* **Written request 1**
Using the text on physics students' reasoning, say whether each statement agrees with it: (a) Chinese students have five years of physics before college; (b) Chinese students entered the course with higher thinking skills than US students; (c) an inquiry course produced a significant increase in thinking. Answer yes or no for each and quote the deciding words.
* **Written request 2**
According to the text on physics students' reasoning, how many years of physics do US students have before college?
* **Written request 3**
Quote the text on physics students' reasoning starting at "But the Chinese" and ending at "looong time ago.".

* **Document text**
——————————
But the Chinese students scored around 80% on the FCI without any higher
thinking. They had 5 years of spiraling, with no increase in thinking. But
the ancillary material showed that an inquiry course did produce a
significant increase in thinking. The same thing was shown by Lawson,
Renner, and Karplus a looong time ago.

John M. Clement
Houston, TX


At 12:30 -0600 2/6/09, John Clement wrote:

This latter effort to improve thinking has been shown to be vital by the
recent SCIENCE magazine article. It showed that Chinese students came
into
a calculus based course with much higher FCI scores than US students, but
no
higher thinking skills. Chinese students have 5 years of physics before
they get to college, vs the 0-2.5 years of US students. "Learning
scientific Reasoning" Bao
<http://www.sciencemag.org/cgi/content/short/323/5914/586>
Or from the author (click on word PDF)
http://www.physics.ohio-state.edu/~lbao/Publications.htm
So getting students to do conventional physics things may have very
little
effect on their ability to think.
——————————
* **Excerpted records**
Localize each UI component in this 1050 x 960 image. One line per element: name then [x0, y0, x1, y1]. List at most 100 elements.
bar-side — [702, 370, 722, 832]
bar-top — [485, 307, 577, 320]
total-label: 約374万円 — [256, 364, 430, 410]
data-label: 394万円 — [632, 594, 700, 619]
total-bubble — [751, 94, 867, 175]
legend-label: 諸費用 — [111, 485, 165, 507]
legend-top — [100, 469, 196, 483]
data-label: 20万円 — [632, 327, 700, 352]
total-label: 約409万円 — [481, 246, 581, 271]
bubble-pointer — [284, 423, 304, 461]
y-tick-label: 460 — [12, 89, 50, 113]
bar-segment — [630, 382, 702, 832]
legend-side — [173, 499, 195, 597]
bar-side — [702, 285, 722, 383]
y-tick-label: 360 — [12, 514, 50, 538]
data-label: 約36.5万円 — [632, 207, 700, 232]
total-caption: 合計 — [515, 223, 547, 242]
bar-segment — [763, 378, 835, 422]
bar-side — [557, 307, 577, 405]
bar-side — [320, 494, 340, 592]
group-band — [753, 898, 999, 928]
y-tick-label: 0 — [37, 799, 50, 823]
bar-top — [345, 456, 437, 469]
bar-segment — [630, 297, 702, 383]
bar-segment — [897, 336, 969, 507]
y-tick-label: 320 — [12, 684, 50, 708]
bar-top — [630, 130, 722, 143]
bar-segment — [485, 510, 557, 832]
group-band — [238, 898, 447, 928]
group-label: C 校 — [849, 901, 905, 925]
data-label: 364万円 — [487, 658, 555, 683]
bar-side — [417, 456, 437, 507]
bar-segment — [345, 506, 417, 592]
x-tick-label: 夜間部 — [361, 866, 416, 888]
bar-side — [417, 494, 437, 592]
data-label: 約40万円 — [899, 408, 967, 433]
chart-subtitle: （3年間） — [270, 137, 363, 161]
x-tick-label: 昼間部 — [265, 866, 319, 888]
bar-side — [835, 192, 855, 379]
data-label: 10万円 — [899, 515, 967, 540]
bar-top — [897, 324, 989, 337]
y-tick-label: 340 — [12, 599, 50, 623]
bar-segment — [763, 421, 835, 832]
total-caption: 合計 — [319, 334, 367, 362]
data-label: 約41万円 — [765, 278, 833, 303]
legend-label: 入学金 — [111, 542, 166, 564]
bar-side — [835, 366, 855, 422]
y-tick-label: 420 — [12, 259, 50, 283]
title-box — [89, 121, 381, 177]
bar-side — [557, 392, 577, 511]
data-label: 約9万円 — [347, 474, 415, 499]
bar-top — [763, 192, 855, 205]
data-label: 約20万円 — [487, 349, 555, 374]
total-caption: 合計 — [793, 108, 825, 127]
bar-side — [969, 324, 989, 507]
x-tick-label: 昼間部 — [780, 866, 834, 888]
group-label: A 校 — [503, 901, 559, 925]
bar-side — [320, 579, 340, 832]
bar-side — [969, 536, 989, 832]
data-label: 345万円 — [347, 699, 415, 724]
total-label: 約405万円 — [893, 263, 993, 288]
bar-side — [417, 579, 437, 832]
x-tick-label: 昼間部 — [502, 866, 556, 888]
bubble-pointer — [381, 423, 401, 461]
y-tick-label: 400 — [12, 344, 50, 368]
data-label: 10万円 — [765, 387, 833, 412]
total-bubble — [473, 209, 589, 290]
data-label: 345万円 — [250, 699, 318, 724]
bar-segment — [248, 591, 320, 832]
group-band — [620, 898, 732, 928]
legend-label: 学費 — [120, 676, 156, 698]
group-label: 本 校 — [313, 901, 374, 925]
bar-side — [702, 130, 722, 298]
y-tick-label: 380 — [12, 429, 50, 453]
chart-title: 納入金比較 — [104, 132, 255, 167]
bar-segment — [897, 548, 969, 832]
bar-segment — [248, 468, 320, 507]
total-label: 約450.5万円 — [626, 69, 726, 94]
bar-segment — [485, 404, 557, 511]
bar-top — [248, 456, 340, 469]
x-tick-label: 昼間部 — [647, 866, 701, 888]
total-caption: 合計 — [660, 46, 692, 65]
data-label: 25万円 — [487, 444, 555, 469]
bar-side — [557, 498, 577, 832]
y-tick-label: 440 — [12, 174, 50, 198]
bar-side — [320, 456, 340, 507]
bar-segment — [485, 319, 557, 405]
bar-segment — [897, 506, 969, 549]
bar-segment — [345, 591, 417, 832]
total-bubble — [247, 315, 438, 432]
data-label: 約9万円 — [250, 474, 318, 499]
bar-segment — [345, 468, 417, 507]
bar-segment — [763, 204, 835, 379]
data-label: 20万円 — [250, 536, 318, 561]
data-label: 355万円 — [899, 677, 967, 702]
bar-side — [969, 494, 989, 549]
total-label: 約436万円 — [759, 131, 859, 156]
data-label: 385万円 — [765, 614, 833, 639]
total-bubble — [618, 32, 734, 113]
——————————
* **Worked answer 1**
(a) Yes: "Chinese students have 5 years of physics before they get to college"
(b) No: "but no higher thinking skills"
(c) Yes: "an inquiry course did produce a significant increase in thinking"

* **Worked answer 2**
US students have 0-2.5 years of physics before college.

* **Worked answer 3**
But the Chinese students scored around 80% on the FCI without any higher
thinking. They had 5 years of spiraling, with no increase in thinking. But
the ancillary material showed that an inquiry course did produce a
significant increase in thinking. The same thing was shown by Lawson,
Renner, and Karplus a looong time ago.